§ **Assignment**:
This exercise calls for every record to be returned exactly, with pictures removed.

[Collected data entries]
········
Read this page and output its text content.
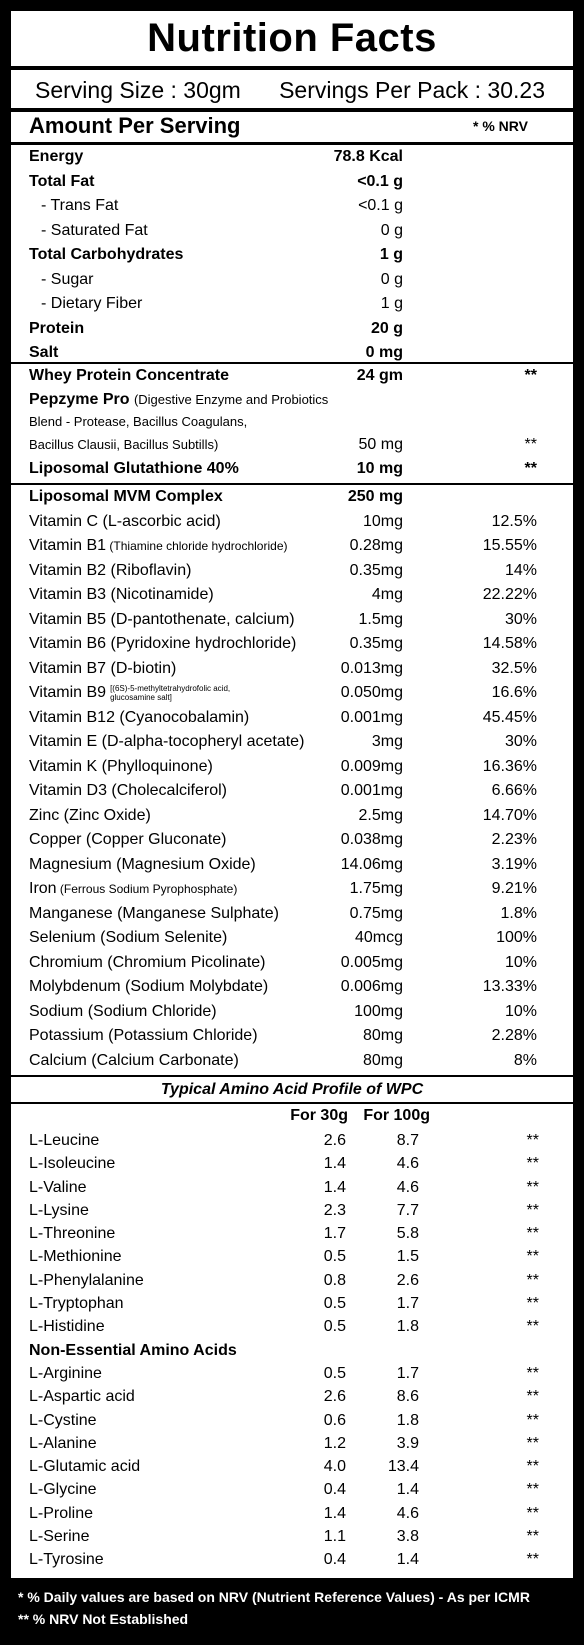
Nutrition Facts
Serving Size : 30gm Servings Per Pack : 30.23
Amount Per Serving	* % NRV
Energy	78.8 Kcal
Total Fat	<0.1 g
- Trans Fat	<0.1 g
- Saturated Fat	0 g
Total Carbohydrates	1 g
- Sugar	0 g
- Dietary Fiber	1 g
Protein	20 g
Salt	0 mg
Whey Protein Concentrate	24 gm	**
Pepzyme Pro (Digestive Enzyme and Probiotics
Blend - Protease, Bacillus Coagulans,
Bacillus Clausii, Bacillus Subtills)	50 mg	**
Liposomal Glutathione 40%	10 mg	**
Liposomal MVM Complex	250 mg
Vitamin C (L-ascorbic acid)	10mg	12.5%
Vitamin B1 (Thiamine chloride hydrochloride)	0.28mg	15.55%
Vitamin B2 (Riboflavin)	0.35mg	14%
Vitamin B3 (Nicotinamide)	4mg	22.22%
Vitamin B5 (D-pantothenate, calcium)	1.5mg	30%
Vitamin B6 (Pyridoxine hydrochloride)	0.35mg	14.58%
Vitamin B7 (D-biotin)	0.013mg	32.5%
Vitamin B9 [(6S)-5-methyltetrahydrofolic acid,
glucosamine salt]	0.050mg	16.6%
Vitamin B12 (Cyanocobalamin)	0.001mg	45.45%
Vitamin E (D-alpha-tocopheryl acetate)	3mg	30%
Vitamin K (Phylloquinone)	0.009mg	16.36%
Vitamin D3 (Cholecalciferol)	0.001mg	6.66%
Zinc (Zinc Oxide)	2.5mg	14.70%
Copper (Copper Gluconate)	0.038mg	2.23%
Magnesium (Magnesium Oxide)	14.06mg	3.19%
Iron (Ferrous Sodium Pyrophosphate)	1.75mg	9.21%
Manganese (Manganese Sulphate)	0.75mg	1.8%
Selenium (Sodium Selenite)	40mcg	100%
Chromium (Chromium Picolinate)	0.005mg	10%
Molybdenum (Sodium Molybdate)	0.006mg	13.33%
Sodium (Sodium Chloride)	100mg	10%
Potassium (Potassium Chloride)	80mg	2.28%
Calcium (Calcium Carbonate)	80mg	8%
Typical Amino Acid Profile of WPC
For 30g For 100g
L-Leucine	2.6	8.7	**
L-Isoleucine	1.4	4.6	**
L-Valine	1.4	4.6	**
L-Lysine	2.3	7.7	**
L-Threonine	1.7	5.8	**
L-Methionine	0.5	1.5	**
L-Phenylalanine	0.8	2.6	**
L-Tryptophan	0.5	1.7	**
L-Histidine	0.5	1.8	**
Non-Essential Amino Acids
L-Arginine	0.5	1.7	**
L-Aspartic acid	2.6	8.6	**
L-Cystine	0.6	1.8	**
L-Alanine	1.2	3.9	**
L-Glutamic acid	4.0	13.4	**
L-Glycine	0.4	1.4	**
L-Proline	1.4	4.6	**
L-Serine	1.1	3.8	**
L-Tyrosine	0.4	1.4	**
* % Daily values are based on NRV (Nutrient Reference Values) - As per ICMR
** % NRV Not Established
········
§ **Written solution**:
Read this page and output its text content.
Nutrition Facts
Serving Size : 30gm Servings Per Pack : 30.23
Amount Per Serving	* % NRV
Energy	78.8 Kcal
Total Fat	<0.1 g
- Trans Fat	<0.1 g
- Saturated Fat	0 g
Total Carbohydrates	1 g
- Sugar	0 g
- Dietary Fiber	1 g
Protein	20 g
Salt	0 mg
Whey Protein Concentrate	24 gm	**
Pepzyme Pro (Digestive Enzyme and Probiotics
Blend - Protease, Bacillus Coagulans,
Bacillus Clausii, Bacillus Subtills)	50 mg	**
Liposomal Glutathione 40%	10 mg	**
Liposomal MVM Complex	250 mg
Vitamin C (L-ascorbic acid)	10mg	12.5%
Vitamin B1 (Thiamine chloride hydrochloride)	0.28mg	15.55%
Vitamin B2 (Riboflavin)	0.35mg	14%
Vitamin B3 (Nicotinamide)	4mg	22.22%
Vitamin B5 (D-pantothenate, calcium)	1.5mg	30%
Vitamin B6 (Pyridoxine hydrochloride)	0.35mg	14.58%
Vitamin B7 (D-biotin)	0.013mg	32.5%
Vitamin B9 [(6S)-5-methyltetrahydrofolic acid,
glucosamine salt]	0.050mg	16.6%
Vitamin B12 (Cyanocobalamin)	0.001mg	45.45%
Vitamin E (D-alpha-tocopheryl acetate)	3mg	30%
Vitamin K (Phylloquinone)	0.009mg	16.36%
Vitamin D3 (Cholecalciferol)	0.001mg	6.66%
Zinc (Zinc Oxide)	2.5mg	14.70%
Copper (Copper Gluconate)	0.038mg	2.23%
Magnesium (Magnesium Oxide)	14.06mg	3.19%
Iron (Ferrous Sodium Pyrophosphate)	1.75mg	9.21%
Manganese (Manganese Sulphate)	0.75mg	1.8%
Selenium (Sodium Selenite)	40mcg	100%
Chromium (Chromium Picolinate)	0.005mg	10%
Molybdenum (Sodium Molybdate)	0.006mg	13.33%
Sodium (Sodium Chloride)	100mg	10%
Potassium (Potassium Chloride)	80mg	2.28%
Calcium (Calcium Carbonate)	80mg	8%
Typical Amino Acid Profile of WPC
For 30g For 100g
L-Leucine	2.6	8.7	**
L-Isoleucine	1.4	4.6	**
L-Valine	1.4	4.6	**
L-Lysine	2.3	7.7	**
L-Threonine	1.7	5.8	**
L-Methionine	0.5	1.5	**
L-Phenylalanine	0.8	2.6	**
L-Tryptophan	0.5	1.7	**
L-Histidine	0.5	1.8	**
Non-Essential Amino Acids
L-Arginine	0.5	1.7	**
L-Aspartic acid	2.6	8.6	**
L-Cystine	0.6	1.8	**
L-Alanine	1.2	3.9	**
L-Glutamic acid	4.0	13.4	**
L-Glycine	0.4	1.4	**
L-Proline	1.4	4.6	**
L-Serine	1.1	3.8	**
L-Tyrosine	0.4	1.4	**
* % Daily values are based on NRV (Nutrient Reference Values) - As per ICMR
** % NRV Not Established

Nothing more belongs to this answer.